> [WHAT YOU HAVE TO DO]: Rewrite every listing below with "column-separator" swapped for "column-divider" wherever it appears, changing nothing else and omitting the pictures.

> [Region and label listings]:
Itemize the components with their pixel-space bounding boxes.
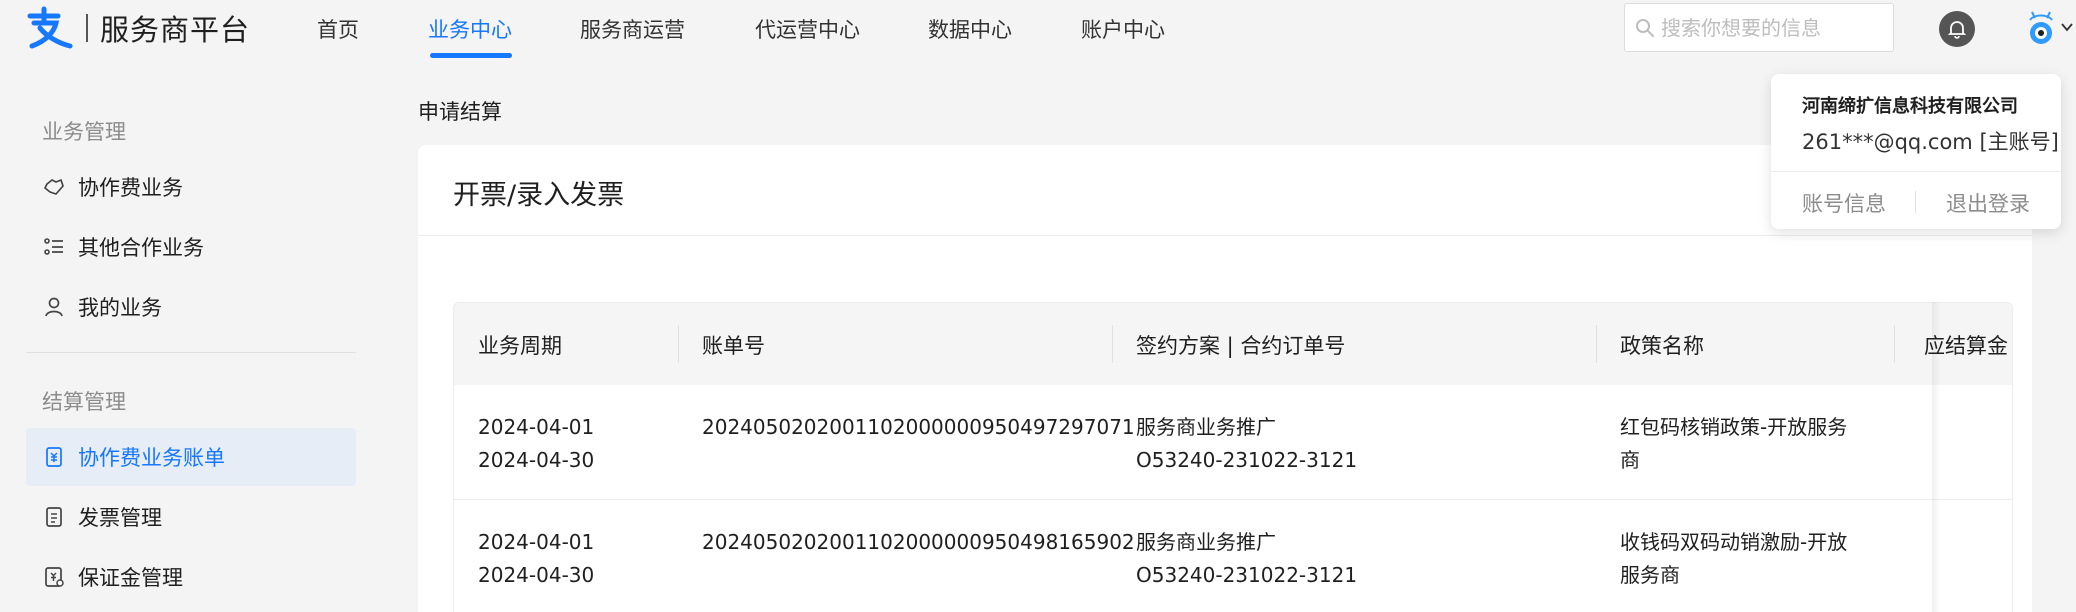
cell-bill-no: 2024050202001102000000950497297071 <box>702 415 1135 439</box>
platform-name: 服务商平台 <box>100 13 251 47</box>
policy-name-line: 服务商 <box>1620 563 1680 587</box>
policy-name-line: 商 <box>1620 448 1640 472</box>
search-input[interactable] <box>1661 15 1881 40</box>
cell-policy-name: 收钱码双码动销激励-开放 服务商 <box>1620 526 1847 592</box>
plan-name: 服务商业务推广 <box>1136 530 1276 554</box>
chevron-down-icon[interactable] <box>2060 20 2074 34</box>
sidebar-group-business-management: 业务管理 <box>42 120 126 144</box>
sidebar-item-other-cooperation[interactable]: 其他合作业务 <box>26 218 356 276</box>
nav-account-center[interactable]: 账户中心 <box>1081 14 1165 44</box>
platform-logo[interactable]: 服务商平台 <box>24 6 250 50</box>
alipay-logo-icon <box>27 6 73 49</box>
breadcrumb: 申请结算 <box>418 100 502 124</box>
logo-separator <box>86 14 88 42</box>
sidebar-item-label: 发票管理 <box>78 506 162 530</box>
policy-name-line: 红包码核销政策-开放服务 <box>1620 415 1848 439</box>
sidebar: 业务管理 协作费业务 其他合作业务 我的业务 结算管理 协作费业务账单 发票管理… <box>0 58 380 612</box>
active-nav-indicator <box>430 53 512 58</box>
column-separator <box>678 325 679 363</box>
table-row[interactable]: 2024-04-01 2024-04-30 202405020200110200… <box>454 500 2012 612</box>
sidebar-item-label: 协作费业务账单 <box>78 446 225 470</box>
nav-data-center[interactable]: 数据中心 <box>928 14 1012 44</box>
column-separator <box>1894 325 1895 363</box>
account-info-link[interactable]: 账号信息 <box>1802 188 1886 218</box>
period-start: 2024-04-01 <box>478 415 595 439</box>
invoice-icon <box>46 507 62 527</box>
sidebar-item-invoice-management[interactable]: 发票管理 <box>26 488 356 546</box>
top-navigation-bar: 服务商平台 首页 业务中心 服务商运营 代运营中心 数据中心 账户中心 <box>0 0 2076 58</box>
bill-icon <box>46 447 62 467</box>
cell-bill-no: 2024050202001102000000950498165902 <box>702 530 1135 554</box>
column-header-plan-contract: 签约方案 | 合约订单号 <box>1136 334 1346 358</box>
sidebar-item-label: 其他合作业务 <box>78 236 204 260</box>
column-header-policy-name: 政策名称 <box>1620 334 1704 358</box>
search-icon <box>1636 18 1654 37</box>
sidebar-item-label: 我的业务 <box>78 296 162 320</box>
handshake-icon <box>44 179 64 195</box>
sidebar-item-label: 保证金管理 <box>78 566 183 590</box>
settlement-table: 业务周期 账单号 签约方案 | 合约订单号 政策名称 应结算金 2024-04-… <box>453 302 2013 612</box>
contract-no: O53240-231022-3121 <box>1136 448 1358 472</box>
deposit-icon <box>45 567 64 587</box>
column-header-bill-no: 账单号 <box>702 334 765 358</box>
policy-name-line: 收钱码双码动销激励-开放 <box>1620 530 1848 554</box>
period-start: 2024-04-01 <box>478 530 595 554</box>
column-separator <box>1112 325 1113 363</box>
nav-agency-operation-center[interactable]: 代运营中心 <box>755 14 860 44</box>
cell-period: 2024-04-01 2024-04-30 <box>478 526 594 592</box>
search-box[interactable] <box>1624 3 1894 52</box>
account-email: 261***@qq.com [主账号] <box>1802 130 2059 154</box>
sidebar-divider <box>26 352 356 353</box>
cell-plan-contract: 服务商业务推广 O53240-231022-3121 <box>1136 411 1357 477</box>
cell-plan-contract: 服务商业务推广 O53240-231022-3121 <box>1136 526 1357 592</box>
nav-home[interactable]: 首页 <box>317 14 359 44</box>
nav-provider-operations[interactable]: 服务商运营 <box>580 14 685 44</box>
user-icon <box>45 297 63 317</box>
plan-name: 服务商业务推广 <box>1136 415 1276 439</box>
period-end: 2024-04-30 <box>478 448 595 472</box>
dropdown-link-separator <box>1915 191 1916 213</box>
contract-no: O53240-231022-3121 <box>1136 563 1358 587</box>
sidebar-group-settlement-management: 结算管理 <box>42 390 126 414</box>
card-divider <box>418 235 2032 236</box>
table-scroll-shadow <box>1932 302 1940 612</box>
cell-period: 2024-04-01 2024-04-30 <box>478 411 594 477</box>
sidebar-item-deposit-management[interactable]: 保证金管理 <box>26 548 356 606</box>
account-dropdown: 河南缔扩信息科技有限公司 261***@qq.com [主账号] 账号信息 退出… <box>1771 74 2061 229</box>
cell-policy-name: 红包码核销政策-开放服务 商 <box>1620 411 1847 477</box>
table-row[interactable]: 2024-04-01 2024-04-30 202405020200110200… <box>454 385 2012 500</box>
sidebar-item-collaboration-fee-bill[interactable]: 协作费业务账单 <box>26 428 356 486</box>
nav-business-center[interactable]: 业务中心 <box>428 14 512 44</box>
sidebar-item-label: 协作费业务 <box>78 176 183 200</box>
column-separator <box>1596 325 1597 363</box>
company-name: 河南缔扩信息科技有限公司 <box>1802 96 2018 117</box>
bell-icon <box>1947 21 1967 39</box>
notification-button[interactable] <box>1939 11 1975 47</box>
dropdown-divider <box>1771 171 2061 172</box>
sidebar-item-collaboration-fee[interactable]: 协作费业务 <box>26 158 356 216</box>
column-header-period: 业务周期 <box>478 334 562 358</box>
card-title: 开票/录入发票 <box>453 180 625 211</box>
user-avatar-icon[interactable] <box>2022 10 2060 48</box>
sidebar-item-my-business[interactable]: 我的业务 <box>26 278 356 336</box>
list-icon <box>44 238 63 255</box>
logout-link[interactable]: 退出登录 <box>1946 188 2030 218</box>
table-header: 业务周期 账单号 签约方案 | 合约订单号 政策名称 应结算金 <box>454 303 2012 385</box>
period-end: 2024-04-30 <box>478 563 595 587</box>
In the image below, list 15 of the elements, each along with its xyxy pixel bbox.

> [ANSWER TO THE EXERCISE]:
Itemize the components with their pixel-space bounding boxes.
cell-bill-no: 2024050202001102000000950497297071 <box>702 415 1135 439</box>
platform-name: 服务商平台 <box>100 13 251 47</box>
policy-name-line: 服务商 <box>1620 563 1680 587</box>
policy-name-line: 商 <box>1620 448 1640 472</box>
search-input[interactable] <box>1661 15 1881 40</box>
cell-policy-name: 收钱码双码动销激励-开放 服务商 <box>1620 526 1847 592</box>
plan-name: 服务商业务推广 <box>1136 530 1276 554</box>
chevron-down-icon[interactable] <box>2060 20 2074 34</box>
sidebar-group-business-management: 业务管理 <box>42 120 126 144</box>
sidebar-item-other-cooperation[interactable]: 其他合作业务 <box>26 218 356 276</box>
nav-account-center[interactable]: 账户中心 <box>1081 14 1165 44</box>
platform-logo[interactable]: 服务商平台 <box>24 6 250 50</box>
alipay-logo-icon <box>27 6 73 49</box>
breadcrumb: 申请结算 <box>418 100 502 124</box>
logo-separator <box>86 14 88 42</box>
sidebar-item-label: 发票管理 <box>78 506 162 530</box>
policy-name-line: 红包码核销政策-开放服务 <box>1620 415 1848 439</box>
sidebar: 业务管理 协作费业务 其他合作业务 我的业务 结算管理 协作费业务账单 发票管理… <box>0 58 380 612</box>
active-nav-indicator <box>430 53 512 58</box>
column-divider <box>678 325 679 363</box>
table-row[interactable]: 2024-04-01 2024-04-30 202405020200110200… <box>454 500 2012 612</box>
sidebar-item-label: 协作费业务账单 <box>78 446 225 470</box>
nav-data-center[interactable]: 数据中心 <box>928 14 1012 44</box>
column-divider <box>1894 325 1895 363</box>
account-info-link[interactable]: 账号信息 <box>1802 188 1886 218</box>
period-start: 2024-04-01 <box>478 415 595 439</box>
invoice-icon <box>46 507 62 527</box>
sidebar-item-invoice-management[interactable]: 发票管理 <box>26 488 356 546</box>
top-navigation-bar: 服务商平台 首页 业务中心 服务商运营 代运营中心 数据中心 账户中心 <box>0 0 2076 58</box>
bill-icon <box>46 447 62 467</box>
cell-bill-no: 2024050202001102000000950498165902 <box>702 530 1135 554</box>
column-header-plan-contract: 签约方案 | 合约订单号 <box>1136 334 1346 358</box>
sidebar-item-label: 其他合作业务 <box>78 236 204 260</box>
column-header-policy-name: 政策名称 <box>1620 334 1704 358</box>
search-icon <box>1636 18 1654 37</box>
sidebar-item-label: 我的业务 <box>78 296 162 320</box>
handshake-icon <box>44 179 64 195</box>
sidebar-item-label: 保证金管理 <box>78 566 183 590</box>
settlement-table: 业务周期 账单号 签约方案 | 合约订单号 政策名称 应结算金 2024-04-… <box>453 302 2013 612</box>
contract-no: O53240-231022-3121 <box>1136 448 1358 472</box>
deposit-icon <box>45 567 64 587</box>
column-header-bill-no: 账单号 <box>702 334 765 358</box>
policy-name-line: 收钱码双码动销激励-开放 <box>1620 530 1848 554</box>
period-start: 2024-04-01 <box>478 530 595 554</box>
column-divider <box>1112 325 1113 363</box>
nav-agency-operation-center[interactable]: 代运营中心 <box>755 14 860 44</box>
cell-period: 2024-04-01 2024-04-30 <box>478 526 594 592</box>
search-box[interactable] <box>1624 3 1894 52</box>
account-email: 261***@qq.com [主账号] <box>1802 130 2059 154</box>
sidebar-divider <box>26 352 356 353</box>
cell-plan-contract: 服务商业务推广 O53240-231022-3121 <box>1136 411 1357 477</box>
cell-plan-contract: 服务商业务推广 O53240-231022-3121 <box>1136 526 1357 592</box>
nav-home[interactable]: 首页 <box>317 14 359 44</box>
nav-provider-operations[interactable]: 服务商运营 <box>580 14 685 44</box>
user-icon <box>45 297 63 317</box>
plan-name: 服务商业务推广 <box>1136 415 1276 439</box>
period-end: 2024-04-30 <box>478 448 595 472</box>
dropdown-link-separator <box>1915 191 1916 213</box>
contract-no: O53240-231022-3121 <box>1136 563 1358 587</box>
sidebar-group-settlement-management: 结算管理 <box>42 390 126 414</box>
card-divider <box>418 235 2032 236</box>
table-scroll-shadow <box>1932 302 1940 612</box>
cell-period: 2024-04-01 2024-04-30 <box>478 411 594 477</box>
sidebar-item-deposit-management[interactable]: 保证金管理 <box>26 548 356 606</box>
account-dropdown: 河南缔扩信息科技有限公司 261***@qq.com [主账号] 账号信息 退出… <box>1771 74 2061 229</box>
cell-policy-name: 红包码核销政策-开放服务 商 <box>1620 411 1847 477</box>
table-row[interactable]: 2024-04-01 2024-04-30 202405020200110200… <box>454 385 2012 500</box>
sidebar-item-collaboration-fee-bill[interactable]: 协作费业务账单 <box>26 428 356 486</box>
nav-business-center[interactable]: 业务中心 <box>428 14 512 44</box>
sidebar-item-label: 协作费业务 <box>78 176 183 200</box>
column-divider <box>1596 325 1597 363</box>
company-name: 河南缔扩信息科技有限公司 <box>1802 96 2018 117</box>
bell-icon <box>1947 21 1967 39</box>
notification-button[interactable] <box>1939 11 1975 47</box>
dropdown-divider <box>1771 171 2061 172</box>
sidebar-item-collaboration-fee[interactable]: 协作费业务 <box>26 158 356 216</box>
column-header-period: 业务周期 <box>478 334 562 358</box>
card-title: 开票/录入发票 <box>453 180 625 211</box>
user-avatar-icon[interactable] <box>2022 10 2060 48</box>
sidebar-item-my-business[interactable]: 我的业务 <box>26 278 356 336</box>
list-icon <box>44 238 63 255</box>
logout-link[interactable]: 退出登录 <box>1946 188 2030 218</box>
table-header: 业务周期 账单号 签约方案 | 合约订单号 政策名称 应结算金 <box>454 303 2012 385</box>
period-end: 2024-04-30 <box>478 563 595 587</box>
In the image below, list 15 of the elements, each along with its xyxy pixel bbox.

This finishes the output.